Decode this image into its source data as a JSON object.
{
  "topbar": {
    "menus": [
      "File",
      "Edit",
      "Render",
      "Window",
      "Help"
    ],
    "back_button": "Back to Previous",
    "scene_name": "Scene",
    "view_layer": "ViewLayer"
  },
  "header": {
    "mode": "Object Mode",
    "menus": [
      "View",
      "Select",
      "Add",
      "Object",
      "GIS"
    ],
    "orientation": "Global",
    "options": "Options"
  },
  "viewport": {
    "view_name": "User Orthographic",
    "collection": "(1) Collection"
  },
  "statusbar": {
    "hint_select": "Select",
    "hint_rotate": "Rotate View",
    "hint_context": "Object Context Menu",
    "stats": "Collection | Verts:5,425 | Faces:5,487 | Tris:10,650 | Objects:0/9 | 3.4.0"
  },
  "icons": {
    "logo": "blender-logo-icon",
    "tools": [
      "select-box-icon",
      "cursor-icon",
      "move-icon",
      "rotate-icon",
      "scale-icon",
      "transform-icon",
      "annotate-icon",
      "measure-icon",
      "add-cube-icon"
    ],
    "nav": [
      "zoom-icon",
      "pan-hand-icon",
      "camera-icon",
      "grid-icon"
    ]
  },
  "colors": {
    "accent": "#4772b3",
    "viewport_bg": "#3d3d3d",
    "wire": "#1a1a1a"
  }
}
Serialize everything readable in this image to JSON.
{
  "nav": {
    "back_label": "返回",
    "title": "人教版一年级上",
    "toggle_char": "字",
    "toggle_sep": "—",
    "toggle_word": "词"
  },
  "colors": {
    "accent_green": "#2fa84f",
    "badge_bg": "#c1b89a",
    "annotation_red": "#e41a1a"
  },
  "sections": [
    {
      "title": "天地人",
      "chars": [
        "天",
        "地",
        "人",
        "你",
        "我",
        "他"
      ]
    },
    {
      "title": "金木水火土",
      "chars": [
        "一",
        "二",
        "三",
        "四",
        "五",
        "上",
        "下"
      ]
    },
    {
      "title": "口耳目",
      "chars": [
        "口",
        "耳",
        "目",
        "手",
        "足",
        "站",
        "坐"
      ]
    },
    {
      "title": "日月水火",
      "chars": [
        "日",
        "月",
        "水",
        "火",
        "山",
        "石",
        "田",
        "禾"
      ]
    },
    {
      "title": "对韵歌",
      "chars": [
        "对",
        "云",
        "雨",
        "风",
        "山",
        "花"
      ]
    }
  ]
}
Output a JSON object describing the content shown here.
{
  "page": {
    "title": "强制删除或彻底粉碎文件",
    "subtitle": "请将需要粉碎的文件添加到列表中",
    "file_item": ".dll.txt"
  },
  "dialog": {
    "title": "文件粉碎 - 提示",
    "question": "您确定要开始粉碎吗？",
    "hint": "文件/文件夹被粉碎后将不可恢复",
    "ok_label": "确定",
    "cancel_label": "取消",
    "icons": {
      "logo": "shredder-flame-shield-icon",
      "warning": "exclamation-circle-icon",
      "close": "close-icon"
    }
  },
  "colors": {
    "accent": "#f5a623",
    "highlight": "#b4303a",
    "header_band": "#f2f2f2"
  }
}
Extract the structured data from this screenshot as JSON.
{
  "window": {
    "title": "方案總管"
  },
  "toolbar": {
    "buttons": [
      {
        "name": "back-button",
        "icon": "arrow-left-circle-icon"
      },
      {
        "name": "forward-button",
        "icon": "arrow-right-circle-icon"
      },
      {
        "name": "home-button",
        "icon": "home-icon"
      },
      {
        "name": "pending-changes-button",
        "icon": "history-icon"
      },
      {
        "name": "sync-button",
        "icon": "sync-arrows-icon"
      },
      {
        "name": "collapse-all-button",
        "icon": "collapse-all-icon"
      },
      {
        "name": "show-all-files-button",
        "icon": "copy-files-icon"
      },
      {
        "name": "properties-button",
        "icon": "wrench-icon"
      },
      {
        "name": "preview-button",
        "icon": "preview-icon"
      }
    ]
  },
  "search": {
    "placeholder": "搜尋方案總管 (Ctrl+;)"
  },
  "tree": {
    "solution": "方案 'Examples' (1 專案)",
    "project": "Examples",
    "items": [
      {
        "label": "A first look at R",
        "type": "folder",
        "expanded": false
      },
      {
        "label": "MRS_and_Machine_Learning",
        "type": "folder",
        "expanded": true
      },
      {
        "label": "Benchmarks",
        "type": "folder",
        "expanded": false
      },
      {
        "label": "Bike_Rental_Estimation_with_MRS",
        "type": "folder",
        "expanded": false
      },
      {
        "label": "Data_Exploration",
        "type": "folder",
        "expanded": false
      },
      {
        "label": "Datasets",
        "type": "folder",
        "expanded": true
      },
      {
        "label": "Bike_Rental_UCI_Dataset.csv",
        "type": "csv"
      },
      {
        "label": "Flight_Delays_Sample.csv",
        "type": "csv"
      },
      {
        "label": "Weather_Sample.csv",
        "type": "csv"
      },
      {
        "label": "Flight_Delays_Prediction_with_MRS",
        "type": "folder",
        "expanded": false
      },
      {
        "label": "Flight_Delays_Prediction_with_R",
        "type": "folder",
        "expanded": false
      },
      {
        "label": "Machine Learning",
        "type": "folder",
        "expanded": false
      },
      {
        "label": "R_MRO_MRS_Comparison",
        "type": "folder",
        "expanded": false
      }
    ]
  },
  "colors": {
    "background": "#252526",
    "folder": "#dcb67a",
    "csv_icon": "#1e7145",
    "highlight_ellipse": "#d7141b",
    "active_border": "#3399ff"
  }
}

════════

■ Work to do ■
Return all the lines that contain the string "files".

■ Solution to this exercise ■
        "name": "show-all-files-button",
        "icon": "copy-files-icon"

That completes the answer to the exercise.